EXERCISE
Drop all images and give the records again exactly.

>> start INPUT ROWS

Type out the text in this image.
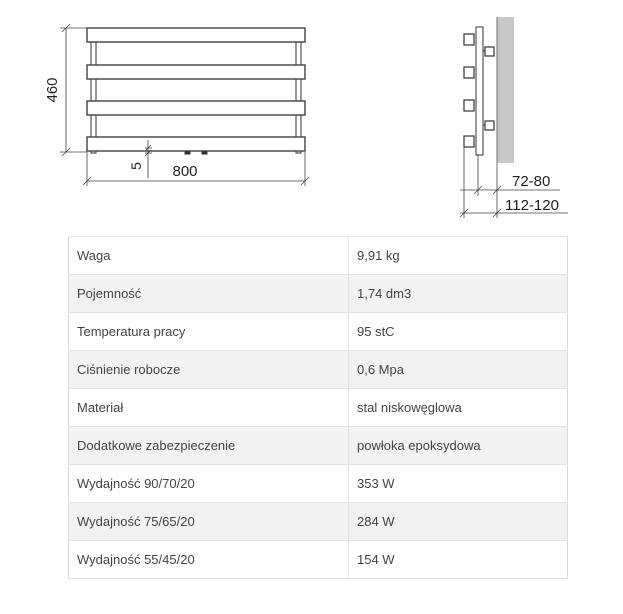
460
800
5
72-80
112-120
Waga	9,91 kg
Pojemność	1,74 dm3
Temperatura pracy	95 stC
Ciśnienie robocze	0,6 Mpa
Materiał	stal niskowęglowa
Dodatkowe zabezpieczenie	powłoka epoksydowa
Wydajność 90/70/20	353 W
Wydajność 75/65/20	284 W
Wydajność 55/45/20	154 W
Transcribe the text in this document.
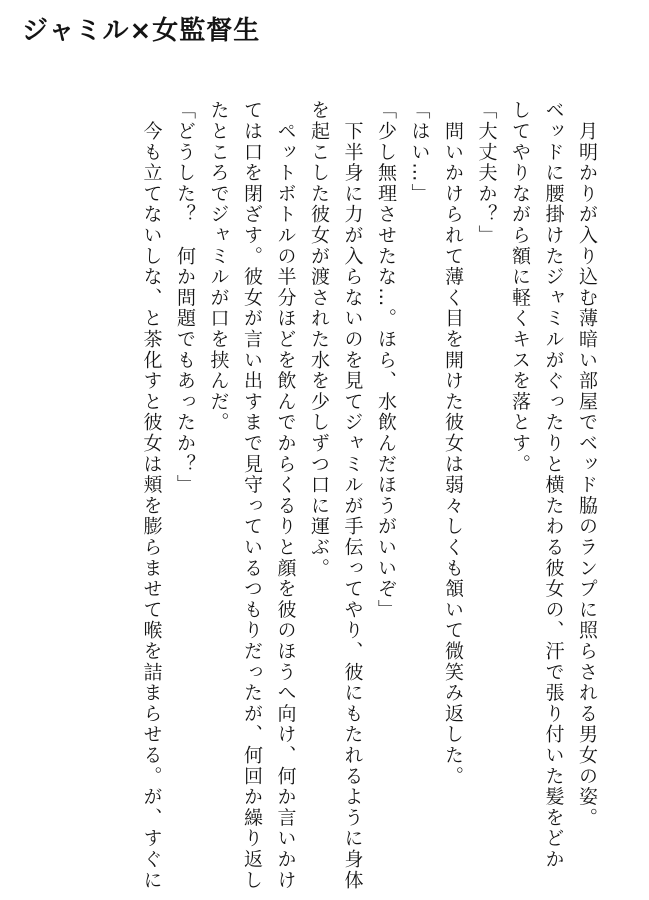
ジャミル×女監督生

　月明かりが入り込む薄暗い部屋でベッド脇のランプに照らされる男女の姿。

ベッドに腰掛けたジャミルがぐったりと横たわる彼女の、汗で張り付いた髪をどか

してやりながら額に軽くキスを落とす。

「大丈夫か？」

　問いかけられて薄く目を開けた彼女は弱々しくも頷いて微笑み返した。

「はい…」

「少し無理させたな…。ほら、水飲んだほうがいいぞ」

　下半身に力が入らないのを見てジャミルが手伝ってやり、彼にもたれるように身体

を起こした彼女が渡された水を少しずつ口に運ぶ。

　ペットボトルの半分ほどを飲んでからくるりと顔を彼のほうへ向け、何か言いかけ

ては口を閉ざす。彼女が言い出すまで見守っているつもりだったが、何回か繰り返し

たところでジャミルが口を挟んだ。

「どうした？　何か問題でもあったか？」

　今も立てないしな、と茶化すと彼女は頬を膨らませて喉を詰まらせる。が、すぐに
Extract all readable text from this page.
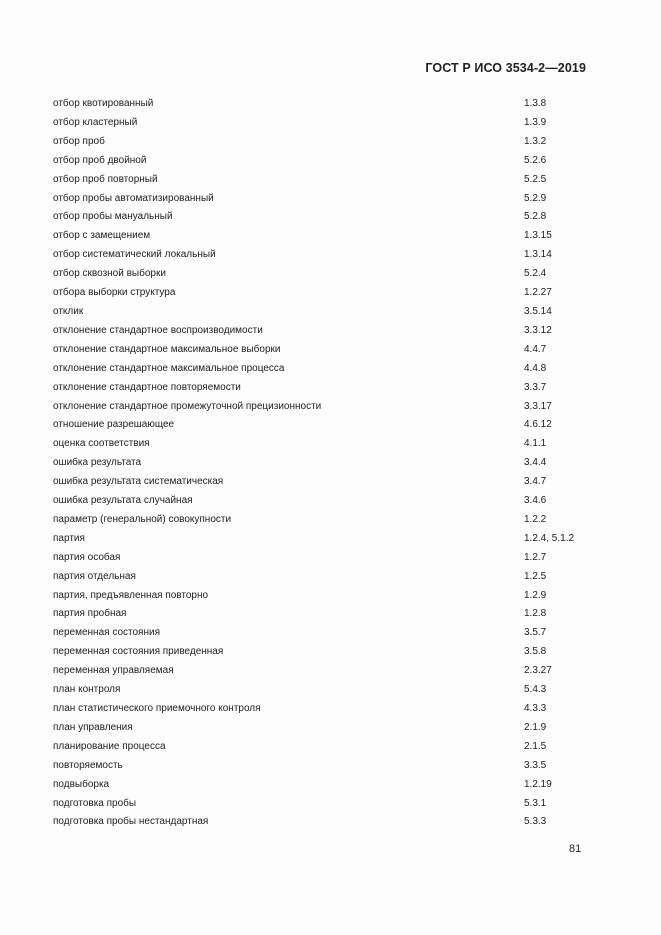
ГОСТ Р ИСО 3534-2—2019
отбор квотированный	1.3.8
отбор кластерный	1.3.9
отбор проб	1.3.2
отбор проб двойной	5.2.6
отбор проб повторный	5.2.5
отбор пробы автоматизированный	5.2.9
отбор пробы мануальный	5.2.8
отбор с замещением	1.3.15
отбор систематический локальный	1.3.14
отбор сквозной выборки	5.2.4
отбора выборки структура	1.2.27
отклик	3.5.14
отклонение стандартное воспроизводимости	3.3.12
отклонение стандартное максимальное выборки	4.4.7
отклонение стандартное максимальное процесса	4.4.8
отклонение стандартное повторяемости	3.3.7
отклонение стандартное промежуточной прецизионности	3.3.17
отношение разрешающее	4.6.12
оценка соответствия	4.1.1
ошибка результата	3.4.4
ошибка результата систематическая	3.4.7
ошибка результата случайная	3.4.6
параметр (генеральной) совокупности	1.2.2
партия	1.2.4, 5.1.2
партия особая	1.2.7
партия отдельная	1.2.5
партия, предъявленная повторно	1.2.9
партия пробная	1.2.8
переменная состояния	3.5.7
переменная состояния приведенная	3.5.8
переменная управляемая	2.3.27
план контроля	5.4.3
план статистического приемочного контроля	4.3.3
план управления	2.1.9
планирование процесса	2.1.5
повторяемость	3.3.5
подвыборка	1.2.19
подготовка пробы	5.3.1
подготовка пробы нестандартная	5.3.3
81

>> end INPUT ROWS

TASK ANSWER
Type out the text in this image.
460
800
5
72-80
112-120
Waga	9,91 kg
Pojemność	1,74 dm3
Temperatura pracy	95 stC
Ciśnienie robocze	0,6 Mpa
Materiał	stal niskowęglowa
Dodatkowe zabezpieczenie	powłoka epoksydowa
Wydajność 90/70/20	353 W
Wydajność 75/65/20	284 W
Wydajność 55/45/20	154 W
Transcribe the text in this document.
ジャミル×女監督生

　月明かりが入り込む薄暗い部屋でベッド脇のランプに照らされる男女の姿。

ベッドに腰掛けたジャミルがぐったりと横たわる彼女の、汗で張り付いた髪をどか

してやりながら額に軽くキスを落とす。

「大丈夫か？」

　問いかけられて薄く目を開けた彼女は弱々しくも頷いて微笑み返した。

「はい…」

「少し無理させたな…。ほら、水飲んだほうがいいぞ」

　下半身に力が入らないのを見てジャミルが手伝ってやり、彼にもたれるように身体

を起こした彼女が渡された水を少しずつ口に運ぶ。

　ペットボトルの半分ほどを飲んでからくるりと顔を彼のほうへ向け、何か言いかけ

ては口を閉ざす。彼女が言い出すまで見守っているつもりだったが、何回か繰り返し

たところでジャミルが口を挟んだ。

「どうした？　何か問題でもあったか？」

　今も立てないしな、と茶化すと彼女は頬を膨らませて喉を詰まらせる。が、すぐに
Extract all readable text from this page.
ГОСТ Р ИСО 3534-2—2019
отбор квотированный	1.3.8
отбор кластерный	1.3.9
отбор проб	1.3.2
отбор проб двойной	5.2.6
отбор проб повторный	5.2.5
отбор пробы автоматизированный	5.2.9
отбор пробы мануальный	5.2.8
отбор с замещением	1.3.15
отбор систематический локальный	1.3.14
отбор сквозной выборки	5.2.4
отбора выборки структура	1.2.27
отклик	3.5.14
отклонение стандартное воспроизводимости	3.3.12
отклонение стандартное максимальное выборки	4.4.7
отклонение стандартное максимальное процесса	4.4.8
отклонение стандартное повторяемости	3.3.7
отклонение стандартное промежуточной прецизионности	3.3.17
отношение разрешающее	4.6.12
оценка соответствия	4.1.1
ошибка результата	3.4.4
ошибка результата систематическая	3.4.7
ошибка результата случайная	3.4.6
параметр (генеральной) совокупности	1.2.2
партия	1.2.4, 5.1.2
партия особая	1.2.7
партия отдельная	1.2.5
партия, предъявленная повторно	1.2.9
партия пробная	1.2.8
переменная состояния	3.5.7
переменная состояния приведенная	3.5.8
переменная управляемая	2.3.27
план контроля	5.4.3
план статистического приемочного контроля	4.3.3
план управления	2.1.9
планирование процесса	2.1.5
повторяемость	3.3.5
подвыборка	1.2.19
подготовка пробы	5.3.1
подготовка пробы нестандартная	5.3.3
81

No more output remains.